● **Given problem**: Filter this material down to the lines that hold "data", copying each one.

--- Start Supplied information ---

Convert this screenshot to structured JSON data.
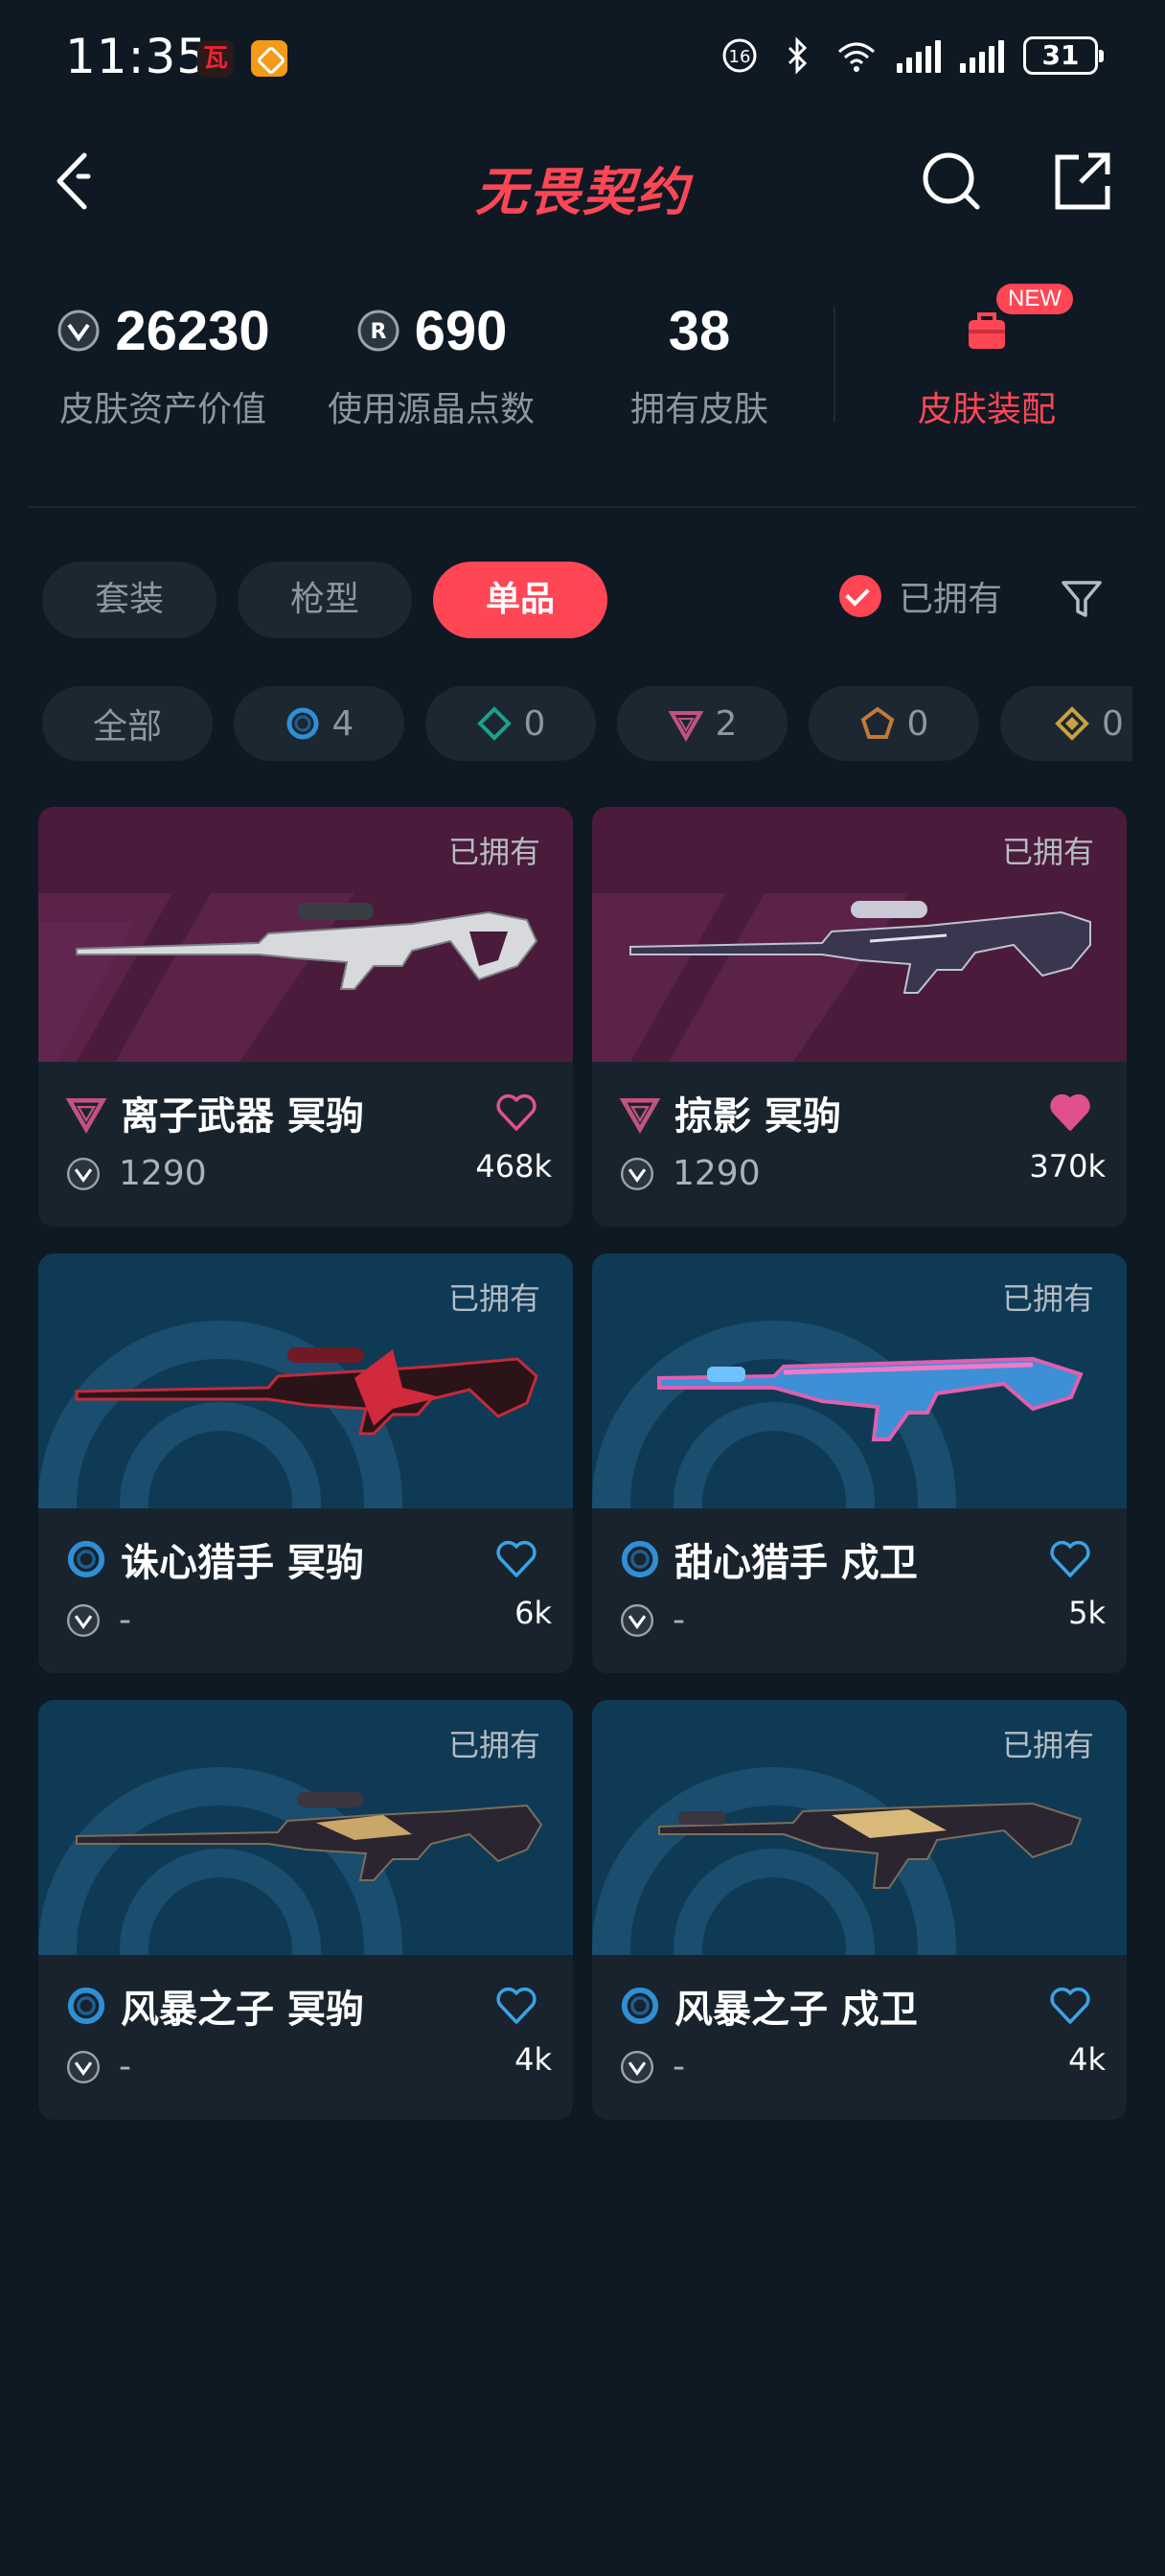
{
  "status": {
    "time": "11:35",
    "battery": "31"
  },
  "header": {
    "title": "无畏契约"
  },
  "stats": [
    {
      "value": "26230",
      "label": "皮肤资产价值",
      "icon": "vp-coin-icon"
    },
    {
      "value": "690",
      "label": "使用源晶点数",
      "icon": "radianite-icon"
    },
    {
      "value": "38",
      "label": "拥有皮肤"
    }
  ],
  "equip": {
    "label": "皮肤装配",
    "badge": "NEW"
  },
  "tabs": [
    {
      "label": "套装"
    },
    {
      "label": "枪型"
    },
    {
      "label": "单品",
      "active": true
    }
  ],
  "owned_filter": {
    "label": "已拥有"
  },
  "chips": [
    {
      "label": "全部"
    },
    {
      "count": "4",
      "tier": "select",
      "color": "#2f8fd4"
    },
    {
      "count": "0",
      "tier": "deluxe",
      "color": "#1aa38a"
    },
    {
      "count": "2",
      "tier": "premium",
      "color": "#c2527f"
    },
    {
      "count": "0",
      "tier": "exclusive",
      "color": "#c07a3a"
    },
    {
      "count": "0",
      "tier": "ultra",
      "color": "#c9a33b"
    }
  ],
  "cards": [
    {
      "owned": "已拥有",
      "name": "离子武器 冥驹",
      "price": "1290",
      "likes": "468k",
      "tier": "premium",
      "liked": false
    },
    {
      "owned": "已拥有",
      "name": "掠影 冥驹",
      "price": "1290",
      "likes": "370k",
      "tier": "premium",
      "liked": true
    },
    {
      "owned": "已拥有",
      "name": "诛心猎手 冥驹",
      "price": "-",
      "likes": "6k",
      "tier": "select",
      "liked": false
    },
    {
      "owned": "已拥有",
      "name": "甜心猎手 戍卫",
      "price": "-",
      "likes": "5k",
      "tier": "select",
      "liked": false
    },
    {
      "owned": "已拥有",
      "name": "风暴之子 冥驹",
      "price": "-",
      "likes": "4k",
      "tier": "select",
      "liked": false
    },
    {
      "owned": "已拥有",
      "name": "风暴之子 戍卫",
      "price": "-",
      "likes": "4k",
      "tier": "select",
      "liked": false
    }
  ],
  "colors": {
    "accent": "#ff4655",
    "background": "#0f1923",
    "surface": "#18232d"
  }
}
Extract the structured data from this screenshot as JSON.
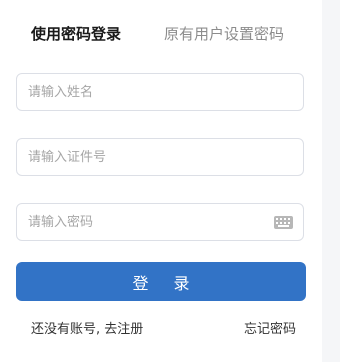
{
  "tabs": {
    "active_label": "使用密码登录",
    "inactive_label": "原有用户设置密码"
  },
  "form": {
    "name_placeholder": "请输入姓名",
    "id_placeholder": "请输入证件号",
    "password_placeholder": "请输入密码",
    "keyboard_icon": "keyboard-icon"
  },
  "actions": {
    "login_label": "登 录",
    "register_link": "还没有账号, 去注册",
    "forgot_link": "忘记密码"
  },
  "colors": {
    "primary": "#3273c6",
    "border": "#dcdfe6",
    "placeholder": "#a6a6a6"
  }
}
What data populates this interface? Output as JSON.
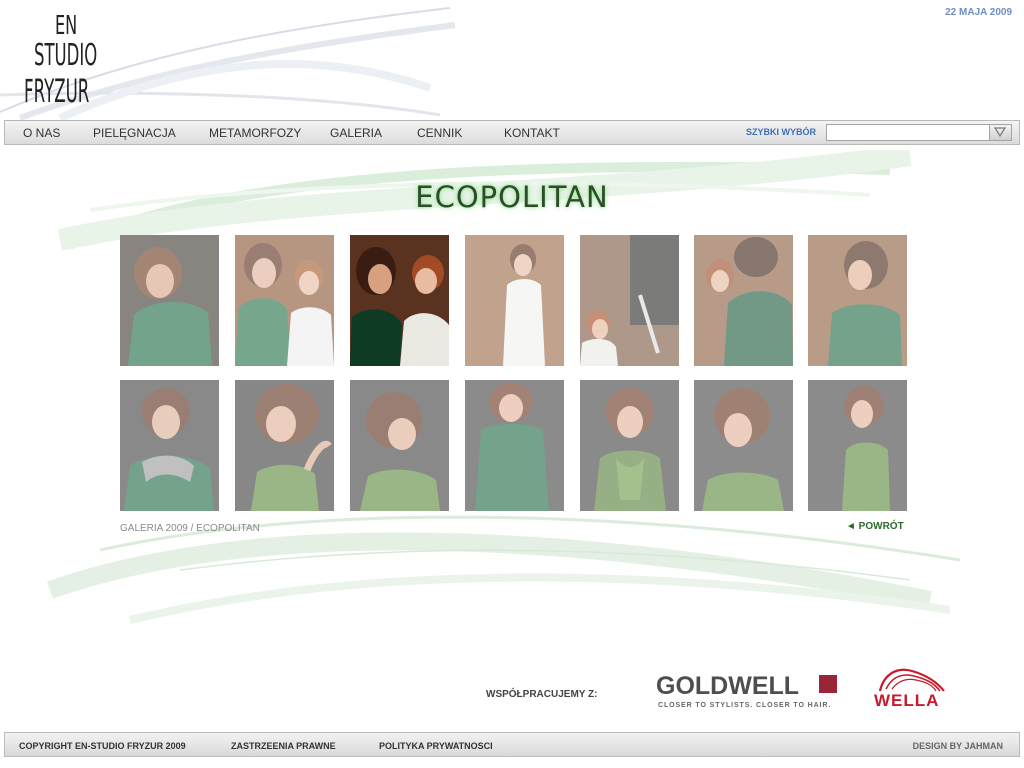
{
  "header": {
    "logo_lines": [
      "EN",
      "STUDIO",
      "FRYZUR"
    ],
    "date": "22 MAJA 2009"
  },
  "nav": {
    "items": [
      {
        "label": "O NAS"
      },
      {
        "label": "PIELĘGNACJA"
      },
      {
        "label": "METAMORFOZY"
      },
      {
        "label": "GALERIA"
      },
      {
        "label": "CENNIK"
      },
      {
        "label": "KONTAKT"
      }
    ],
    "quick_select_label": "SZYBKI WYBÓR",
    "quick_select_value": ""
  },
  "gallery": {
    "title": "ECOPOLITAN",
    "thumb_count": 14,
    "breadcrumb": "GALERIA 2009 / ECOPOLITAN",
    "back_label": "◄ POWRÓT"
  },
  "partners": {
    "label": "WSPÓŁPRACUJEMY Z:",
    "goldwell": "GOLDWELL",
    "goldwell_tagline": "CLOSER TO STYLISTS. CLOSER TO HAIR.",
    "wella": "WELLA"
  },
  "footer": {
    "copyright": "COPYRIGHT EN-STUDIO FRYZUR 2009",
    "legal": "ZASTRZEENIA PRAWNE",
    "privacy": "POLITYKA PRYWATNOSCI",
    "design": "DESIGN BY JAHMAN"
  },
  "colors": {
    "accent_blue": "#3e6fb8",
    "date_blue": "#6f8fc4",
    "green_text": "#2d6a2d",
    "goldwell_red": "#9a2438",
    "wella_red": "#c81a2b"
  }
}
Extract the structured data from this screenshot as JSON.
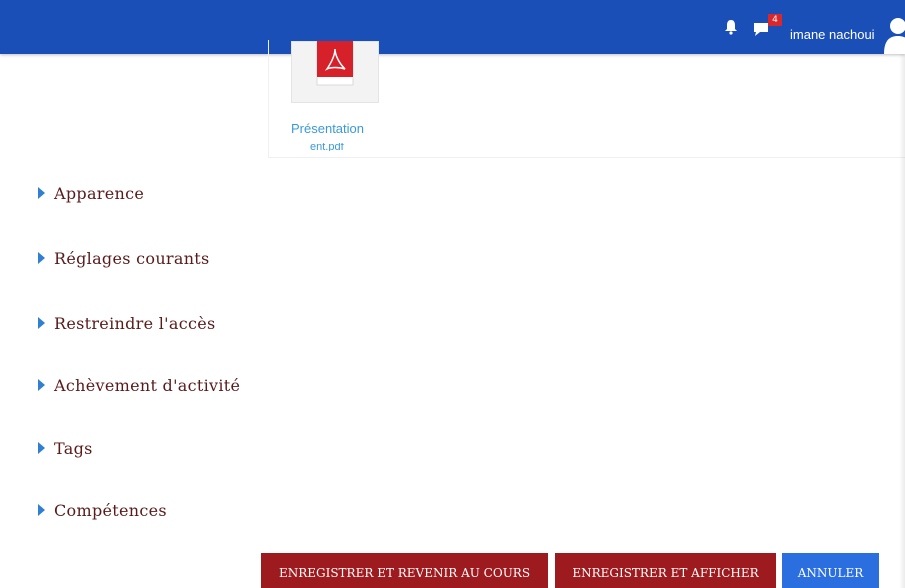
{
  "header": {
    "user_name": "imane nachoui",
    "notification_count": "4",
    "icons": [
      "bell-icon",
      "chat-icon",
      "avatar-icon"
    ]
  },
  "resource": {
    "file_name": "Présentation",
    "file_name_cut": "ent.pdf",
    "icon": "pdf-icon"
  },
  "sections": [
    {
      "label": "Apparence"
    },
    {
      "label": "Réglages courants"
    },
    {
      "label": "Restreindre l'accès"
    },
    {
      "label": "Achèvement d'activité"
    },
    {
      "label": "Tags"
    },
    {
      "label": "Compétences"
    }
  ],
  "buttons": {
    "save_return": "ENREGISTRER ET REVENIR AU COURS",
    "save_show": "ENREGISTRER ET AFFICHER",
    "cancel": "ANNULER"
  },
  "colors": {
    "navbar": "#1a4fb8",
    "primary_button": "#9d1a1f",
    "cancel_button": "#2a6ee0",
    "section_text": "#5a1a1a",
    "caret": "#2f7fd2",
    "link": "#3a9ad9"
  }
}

--- End Supplied information ---

● **Result of the task**:
Convert this screenshot to structured JSON data.
Extract the structured data from this screenshot as JSON.
What data populates this interface? Output as JSON.
Extract the structured data from this screenshot as JSON.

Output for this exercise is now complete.